# [Given passage]
◆ ◆ ◆ ◆
Versions for the Commodore 64, ZX Spectrum, Amstrad CPC, Amiga, and Atari ST were developed by Tiertex and published by U.S. Gold in 1988 in Europe. A different Commodore 64 version was developed by Pacific Dataworks and published by Capcom USA. Capcom also published an MS-DOS version in 1989, developed by Hi-Tech Expressions. Hi-Tech re-released the game as part of the Street Fighter Series CD-ROM collection.

An emulation of the original arcade version is in Capcom Arcade Hits Volume 1 (along with Street Fighter II': Champion Edition) for Windows, Capcom Classics Collection Remixed for the PlayStation Portable and Capcom Classics Collection Vol. 2 (along with Super Street Fighter II Turbo) for the PlayStation 2 and Xbox, and Street Fighter 30th Anniversary Collection for PlayStation 4, Xbox One, Nintendo Switch, and Windows.

Reception

Arcade
The original punching-pad cabinet was not successful as Capcom had planned, with only around 1,000 units sold. However, the alternate six-button version was more successful, selling in the tens of thousands, with estimates ranging from between 10,000 and 50,000 units sold. In Japan, Game Machine listed Street Fighter on its September 15, 1987, issue as the fifth most-successful upright arcade unit of the month, before reaching No. 3 in October 1987 and then No. 1 in January 1988. It became Japan's fifth highest-grossing large arcade game of 1987, and the country's eighth highest-grossing arcade game of 1988. In the United Kingdom, the Coinslot charts, in the August 1988 issue of Sinclair User, listed Street Fighter as the top-grossing dedicated arcade game of the month. It was not as successful in the United States, where it peaked at No. 10 on the RePlay upright cabinet chart in December 1987.
◆ ◆ ◆ ◆
# [Data excerpts]
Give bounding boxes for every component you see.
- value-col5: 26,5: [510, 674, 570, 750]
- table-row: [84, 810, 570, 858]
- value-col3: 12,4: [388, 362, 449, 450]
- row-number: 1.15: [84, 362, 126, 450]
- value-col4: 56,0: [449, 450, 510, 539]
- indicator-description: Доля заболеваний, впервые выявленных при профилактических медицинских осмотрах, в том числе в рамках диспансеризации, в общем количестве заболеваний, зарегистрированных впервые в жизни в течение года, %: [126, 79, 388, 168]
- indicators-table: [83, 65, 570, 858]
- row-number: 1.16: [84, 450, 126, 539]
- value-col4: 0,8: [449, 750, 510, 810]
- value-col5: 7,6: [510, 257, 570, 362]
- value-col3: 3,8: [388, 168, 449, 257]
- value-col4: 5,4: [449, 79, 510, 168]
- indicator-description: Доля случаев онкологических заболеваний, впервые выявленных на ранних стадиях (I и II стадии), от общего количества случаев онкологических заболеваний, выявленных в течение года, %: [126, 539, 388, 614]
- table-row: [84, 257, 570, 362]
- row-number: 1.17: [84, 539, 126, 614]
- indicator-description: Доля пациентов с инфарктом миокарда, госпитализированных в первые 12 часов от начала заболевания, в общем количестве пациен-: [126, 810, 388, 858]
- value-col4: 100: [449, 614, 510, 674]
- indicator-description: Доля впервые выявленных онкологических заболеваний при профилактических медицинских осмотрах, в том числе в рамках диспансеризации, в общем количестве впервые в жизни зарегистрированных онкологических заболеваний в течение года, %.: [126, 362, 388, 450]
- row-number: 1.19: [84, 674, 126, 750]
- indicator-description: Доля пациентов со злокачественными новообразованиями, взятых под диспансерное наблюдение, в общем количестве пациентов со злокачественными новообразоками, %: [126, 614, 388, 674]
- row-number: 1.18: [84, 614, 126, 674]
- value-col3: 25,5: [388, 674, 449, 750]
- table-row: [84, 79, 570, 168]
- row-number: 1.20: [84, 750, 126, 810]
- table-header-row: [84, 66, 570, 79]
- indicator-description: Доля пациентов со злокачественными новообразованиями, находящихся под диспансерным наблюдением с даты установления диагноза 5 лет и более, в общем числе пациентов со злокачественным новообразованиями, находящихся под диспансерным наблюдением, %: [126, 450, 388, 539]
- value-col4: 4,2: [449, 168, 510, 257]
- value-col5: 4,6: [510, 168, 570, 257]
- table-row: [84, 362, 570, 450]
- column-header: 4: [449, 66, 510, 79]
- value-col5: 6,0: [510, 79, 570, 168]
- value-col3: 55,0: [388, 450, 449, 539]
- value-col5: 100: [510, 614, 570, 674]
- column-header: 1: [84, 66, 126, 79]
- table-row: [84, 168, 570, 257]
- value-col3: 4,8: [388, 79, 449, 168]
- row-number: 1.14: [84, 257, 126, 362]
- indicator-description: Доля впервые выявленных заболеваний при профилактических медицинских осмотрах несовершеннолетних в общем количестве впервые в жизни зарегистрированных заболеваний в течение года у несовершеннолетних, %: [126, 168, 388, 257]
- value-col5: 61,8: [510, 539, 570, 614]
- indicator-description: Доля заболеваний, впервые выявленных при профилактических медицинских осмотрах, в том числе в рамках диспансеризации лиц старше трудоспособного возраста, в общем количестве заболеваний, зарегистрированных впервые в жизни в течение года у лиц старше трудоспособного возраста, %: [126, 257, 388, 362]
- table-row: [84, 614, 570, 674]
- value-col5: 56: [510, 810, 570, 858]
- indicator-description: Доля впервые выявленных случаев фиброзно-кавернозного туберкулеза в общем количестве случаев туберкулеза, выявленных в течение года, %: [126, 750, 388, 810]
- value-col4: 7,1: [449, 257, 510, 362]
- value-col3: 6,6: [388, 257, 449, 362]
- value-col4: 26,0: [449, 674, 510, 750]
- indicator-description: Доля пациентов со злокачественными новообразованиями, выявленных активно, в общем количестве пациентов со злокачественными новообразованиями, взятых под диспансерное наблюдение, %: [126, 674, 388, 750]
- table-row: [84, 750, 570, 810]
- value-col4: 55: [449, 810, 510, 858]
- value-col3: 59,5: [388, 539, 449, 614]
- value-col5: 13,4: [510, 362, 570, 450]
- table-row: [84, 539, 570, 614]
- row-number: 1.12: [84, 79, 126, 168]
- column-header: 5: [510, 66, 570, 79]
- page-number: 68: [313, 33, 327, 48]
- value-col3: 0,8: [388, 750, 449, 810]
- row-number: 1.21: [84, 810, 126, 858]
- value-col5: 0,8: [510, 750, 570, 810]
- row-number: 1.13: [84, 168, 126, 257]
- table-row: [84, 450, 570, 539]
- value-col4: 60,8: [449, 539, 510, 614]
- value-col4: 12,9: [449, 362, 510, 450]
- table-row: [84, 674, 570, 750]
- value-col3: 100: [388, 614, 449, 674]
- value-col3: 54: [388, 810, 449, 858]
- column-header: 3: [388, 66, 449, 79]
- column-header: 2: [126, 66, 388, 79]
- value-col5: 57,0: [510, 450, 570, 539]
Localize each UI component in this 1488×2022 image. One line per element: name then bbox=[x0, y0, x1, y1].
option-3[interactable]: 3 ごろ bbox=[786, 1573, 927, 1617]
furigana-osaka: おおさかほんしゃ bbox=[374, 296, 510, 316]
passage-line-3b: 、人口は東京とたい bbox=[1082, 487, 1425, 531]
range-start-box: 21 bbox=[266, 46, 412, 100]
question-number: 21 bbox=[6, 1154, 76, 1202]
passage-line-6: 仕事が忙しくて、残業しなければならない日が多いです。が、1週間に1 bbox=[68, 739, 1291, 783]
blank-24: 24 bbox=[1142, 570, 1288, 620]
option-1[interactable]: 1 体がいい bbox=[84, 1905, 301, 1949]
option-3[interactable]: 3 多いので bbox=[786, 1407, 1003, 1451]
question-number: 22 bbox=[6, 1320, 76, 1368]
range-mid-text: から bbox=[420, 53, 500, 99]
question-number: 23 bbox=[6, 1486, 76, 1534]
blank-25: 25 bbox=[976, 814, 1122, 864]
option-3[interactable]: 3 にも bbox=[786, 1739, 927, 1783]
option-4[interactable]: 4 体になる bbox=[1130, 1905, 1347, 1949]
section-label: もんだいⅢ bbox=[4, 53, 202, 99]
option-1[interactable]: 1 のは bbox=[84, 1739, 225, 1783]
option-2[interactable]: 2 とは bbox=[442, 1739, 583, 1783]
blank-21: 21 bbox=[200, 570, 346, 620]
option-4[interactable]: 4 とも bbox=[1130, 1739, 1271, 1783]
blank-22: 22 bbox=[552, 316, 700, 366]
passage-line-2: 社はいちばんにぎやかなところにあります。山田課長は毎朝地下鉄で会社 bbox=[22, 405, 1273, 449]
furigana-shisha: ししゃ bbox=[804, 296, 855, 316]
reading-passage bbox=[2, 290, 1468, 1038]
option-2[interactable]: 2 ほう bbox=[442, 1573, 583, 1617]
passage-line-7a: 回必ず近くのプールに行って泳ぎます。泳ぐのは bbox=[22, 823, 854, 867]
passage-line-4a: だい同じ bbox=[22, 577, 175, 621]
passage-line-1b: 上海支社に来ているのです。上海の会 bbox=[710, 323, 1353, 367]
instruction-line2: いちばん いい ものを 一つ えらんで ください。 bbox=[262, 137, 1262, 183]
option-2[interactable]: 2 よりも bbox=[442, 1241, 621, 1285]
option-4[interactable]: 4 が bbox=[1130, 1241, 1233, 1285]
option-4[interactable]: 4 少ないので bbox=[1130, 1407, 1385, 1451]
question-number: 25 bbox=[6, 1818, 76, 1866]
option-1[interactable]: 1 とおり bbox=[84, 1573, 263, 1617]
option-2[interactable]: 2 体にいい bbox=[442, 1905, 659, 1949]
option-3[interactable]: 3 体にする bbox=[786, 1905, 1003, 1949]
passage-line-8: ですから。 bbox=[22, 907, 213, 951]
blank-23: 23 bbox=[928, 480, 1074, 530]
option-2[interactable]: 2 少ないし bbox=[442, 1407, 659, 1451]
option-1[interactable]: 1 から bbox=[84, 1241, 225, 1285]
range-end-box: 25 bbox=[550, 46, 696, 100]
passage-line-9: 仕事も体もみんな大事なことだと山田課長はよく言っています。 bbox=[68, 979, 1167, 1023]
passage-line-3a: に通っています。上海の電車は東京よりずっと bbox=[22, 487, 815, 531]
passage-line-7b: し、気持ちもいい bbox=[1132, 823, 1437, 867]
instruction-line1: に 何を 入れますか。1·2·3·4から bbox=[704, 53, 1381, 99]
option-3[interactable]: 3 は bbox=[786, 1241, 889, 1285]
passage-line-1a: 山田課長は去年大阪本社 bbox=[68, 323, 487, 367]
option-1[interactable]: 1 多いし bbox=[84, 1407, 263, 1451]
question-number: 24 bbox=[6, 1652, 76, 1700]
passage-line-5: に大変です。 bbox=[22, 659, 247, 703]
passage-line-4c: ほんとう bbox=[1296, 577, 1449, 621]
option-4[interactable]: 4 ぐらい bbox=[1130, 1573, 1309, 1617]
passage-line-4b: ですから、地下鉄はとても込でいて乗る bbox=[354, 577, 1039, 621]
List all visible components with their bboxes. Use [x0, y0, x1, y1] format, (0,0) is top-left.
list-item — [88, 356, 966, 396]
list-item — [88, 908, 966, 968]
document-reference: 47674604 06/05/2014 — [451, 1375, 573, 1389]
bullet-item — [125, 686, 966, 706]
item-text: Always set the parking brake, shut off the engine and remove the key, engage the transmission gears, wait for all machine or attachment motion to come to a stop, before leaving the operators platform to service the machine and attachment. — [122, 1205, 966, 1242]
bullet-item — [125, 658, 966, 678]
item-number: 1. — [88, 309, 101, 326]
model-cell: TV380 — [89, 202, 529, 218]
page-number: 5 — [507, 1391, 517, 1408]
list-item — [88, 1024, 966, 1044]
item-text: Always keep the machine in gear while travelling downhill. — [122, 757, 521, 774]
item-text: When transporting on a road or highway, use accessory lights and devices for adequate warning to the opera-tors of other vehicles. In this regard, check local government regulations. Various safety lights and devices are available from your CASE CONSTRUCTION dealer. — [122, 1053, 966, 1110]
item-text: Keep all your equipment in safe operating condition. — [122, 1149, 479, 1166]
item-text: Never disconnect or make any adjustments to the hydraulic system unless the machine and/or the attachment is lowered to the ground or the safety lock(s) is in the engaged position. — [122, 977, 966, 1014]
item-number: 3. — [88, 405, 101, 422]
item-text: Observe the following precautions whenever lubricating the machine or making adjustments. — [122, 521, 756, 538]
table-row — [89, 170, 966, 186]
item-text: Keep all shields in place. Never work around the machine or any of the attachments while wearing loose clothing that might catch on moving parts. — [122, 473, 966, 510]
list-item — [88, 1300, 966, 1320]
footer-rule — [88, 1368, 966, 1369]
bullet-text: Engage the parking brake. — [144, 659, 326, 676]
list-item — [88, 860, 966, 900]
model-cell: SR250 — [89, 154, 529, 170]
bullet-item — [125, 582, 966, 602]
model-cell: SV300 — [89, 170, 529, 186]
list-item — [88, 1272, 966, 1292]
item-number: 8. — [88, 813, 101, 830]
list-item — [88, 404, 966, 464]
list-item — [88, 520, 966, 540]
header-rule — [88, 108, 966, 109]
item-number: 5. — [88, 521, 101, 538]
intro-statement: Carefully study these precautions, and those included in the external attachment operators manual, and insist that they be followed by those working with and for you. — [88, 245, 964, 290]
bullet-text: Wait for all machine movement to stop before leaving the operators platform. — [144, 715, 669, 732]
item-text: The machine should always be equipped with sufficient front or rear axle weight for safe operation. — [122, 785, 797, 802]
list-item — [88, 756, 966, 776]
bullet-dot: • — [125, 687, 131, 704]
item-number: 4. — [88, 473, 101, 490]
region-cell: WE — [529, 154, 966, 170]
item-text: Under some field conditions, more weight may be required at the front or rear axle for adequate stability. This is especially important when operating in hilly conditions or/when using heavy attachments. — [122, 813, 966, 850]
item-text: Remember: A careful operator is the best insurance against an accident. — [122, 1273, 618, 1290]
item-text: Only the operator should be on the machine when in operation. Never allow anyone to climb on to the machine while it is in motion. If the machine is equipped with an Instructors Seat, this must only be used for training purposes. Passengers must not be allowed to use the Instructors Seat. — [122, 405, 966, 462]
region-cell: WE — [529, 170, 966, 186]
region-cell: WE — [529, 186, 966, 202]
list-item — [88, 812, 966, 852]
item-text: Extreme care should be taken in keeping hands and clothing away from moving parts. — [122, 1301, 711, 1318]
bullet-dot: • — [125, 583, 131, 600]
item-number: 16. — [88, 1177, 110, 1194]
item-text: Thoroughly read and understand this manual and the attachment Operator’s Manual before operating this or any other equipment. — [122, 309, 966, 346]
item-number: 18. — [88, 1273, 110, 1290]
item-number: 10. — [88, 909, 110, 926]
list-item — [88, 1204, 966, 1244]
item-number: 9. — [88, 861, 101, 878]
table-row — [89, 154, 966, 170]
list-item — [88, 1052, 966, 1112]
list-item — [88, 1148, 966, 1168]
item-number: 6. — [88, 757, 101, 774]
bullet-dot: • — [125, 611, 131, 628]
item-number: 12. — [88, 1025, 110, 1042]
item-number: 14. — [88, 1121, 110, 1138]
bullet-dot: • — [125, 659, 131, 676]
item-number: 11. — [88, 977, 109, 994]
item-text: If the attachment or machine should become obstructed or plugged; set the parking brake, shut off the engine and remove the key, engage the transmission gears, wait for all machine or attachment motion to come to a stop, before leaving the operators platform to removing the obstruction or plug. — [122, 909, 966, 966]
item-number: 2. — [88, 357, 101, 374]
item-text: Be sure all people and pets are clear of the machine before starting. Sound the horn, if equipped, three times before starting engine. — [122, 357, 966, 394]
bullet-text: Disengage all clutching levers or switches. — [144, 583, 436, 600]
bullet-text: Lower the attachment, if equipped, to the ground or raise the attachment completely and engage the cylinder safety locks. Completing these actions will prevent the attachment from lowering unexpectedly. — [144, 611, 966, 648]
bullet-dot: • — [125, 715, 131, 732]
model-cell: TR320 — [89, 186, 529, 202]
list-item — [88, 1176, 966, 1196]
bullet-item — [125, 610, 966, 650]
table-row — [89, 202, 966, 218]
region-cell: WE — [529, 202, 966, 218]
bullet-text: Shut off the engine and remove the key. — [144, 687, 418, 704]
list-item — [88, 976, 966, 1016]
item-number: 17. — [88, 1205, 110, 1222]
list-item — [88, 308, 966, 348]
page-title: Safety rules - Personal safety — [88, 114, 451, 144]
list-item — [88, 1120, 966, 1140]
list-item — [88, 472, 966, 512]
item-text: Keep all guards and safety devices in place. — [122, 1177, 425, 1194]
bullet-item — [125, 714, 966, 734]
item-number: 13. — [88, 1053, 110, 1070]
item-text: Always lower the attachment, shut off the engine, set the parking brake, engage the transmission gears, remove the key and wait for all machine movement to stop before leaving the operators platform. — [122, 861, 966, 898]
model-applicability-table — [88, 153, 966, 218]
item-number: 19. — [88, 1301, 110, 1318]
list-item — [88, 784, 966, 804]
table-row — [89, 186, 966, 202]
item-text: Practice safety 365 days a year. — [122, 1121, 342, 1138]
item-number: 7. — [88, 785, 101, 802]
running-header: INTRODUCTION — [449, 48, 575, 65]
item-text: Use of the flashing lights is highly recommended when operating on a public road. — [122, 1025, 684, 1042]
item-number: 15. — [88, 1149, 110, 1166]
◆ ◆ ◆ ◆
# [Exercise 1]
According to the passage on Street Fighter, how many units of the original punching-pad cabinet were sold?
# [Exercise 2]
Extend the passage on Street Fighter, picking up right after its final sentence.

# [Exercise result 1]
Around 1,000 units.

# [Exercise result 2]
The arcade game received positive to mixed reviews, with critics praising the combat and graphics but criticizing the pressure-pad controls. Upon release in August 1987, Commodore User magazine said it has some of the "most unusual features which make it worthy of note" such as the experimental rubber pad controls and the large 24-inch screen displaying large detailed sprite graphics. However, the review said "the fairly repetitive nature of the game, and the large amount of physical effort needed to play it, will prevent Street Fighter from being much more than a novel experiment in coin-op technology" but that only "time will tell". In September, Tony Thompson of Crash said it "breathes new life" into martial arts games, with a "huge" cabinet, "big" characters, pads where "the harder you hit the pads the harder your character hits" and "secret techniques" but criticized it for making his "hands hurt". In December 1987, Julian Rignall and Daniel Gilbert of Crash said "it adds a new dimension with pneumatic punch buttons" and the action is "gratifying" with "great feedback from the buttons" but "there's very little to draw you back" after the novelty wears off.

Clare Edgeley of Computer and Video Games said in December 1987 that the arcade game had "huge" sprites, "among the most realistic" characters, and "intense" action, but requires mastering the controls, including punches, kicks, stoop kicks, flip kicks, and backward flips. She said "the competition is intense" and the deluxe version "is much more fun". Computer and Video Games said in May 1988 that the arcade game was "one of the most realistic martial arts combat games, a sort of street Olympics" with international opponents.

Ports

The ZX Spectrum version received positive reviews. While reviewing the Spectrum version, Sinclair User awarded the game a maximum rating and called it "one of the games of the year".

The Amiga and Atari ST versions received mixed reviews. Génération 4 gave them a positive review. Julian Rignall of Computer and Video Games reviewed the Amiga and Atari ST versions, stating that the game had "no lasting appeal whatsoever".

Legacy

Street Fighters niche evolved, partly because many arcade game developers in the 1980s focused more on producing beat-em-up and shoot 'em up games. Part of the appeal was the use of special moves that can only be discovered by experimenting with controls, which created a sense of mystique and invited players to practice the game. Following Street Fighters lead, the use of command-based hidden moves began to pervade other games in the rising fighting game genre. Street Fighter introduced other staples of the genre, including the blocking technique and the ability for a challenger to spontaneously initiate a match against a player. The game introduced pressure-sensitive controls that determine the strength of an attack. However, due to this encouraging damage, Capcom soon replaced it with a six-button control scheme offering light, medium, and hard punches and kicks, which became another staple of the genre. Yoshinori Ono considers Street Fighter to be "the first modern day fighting game".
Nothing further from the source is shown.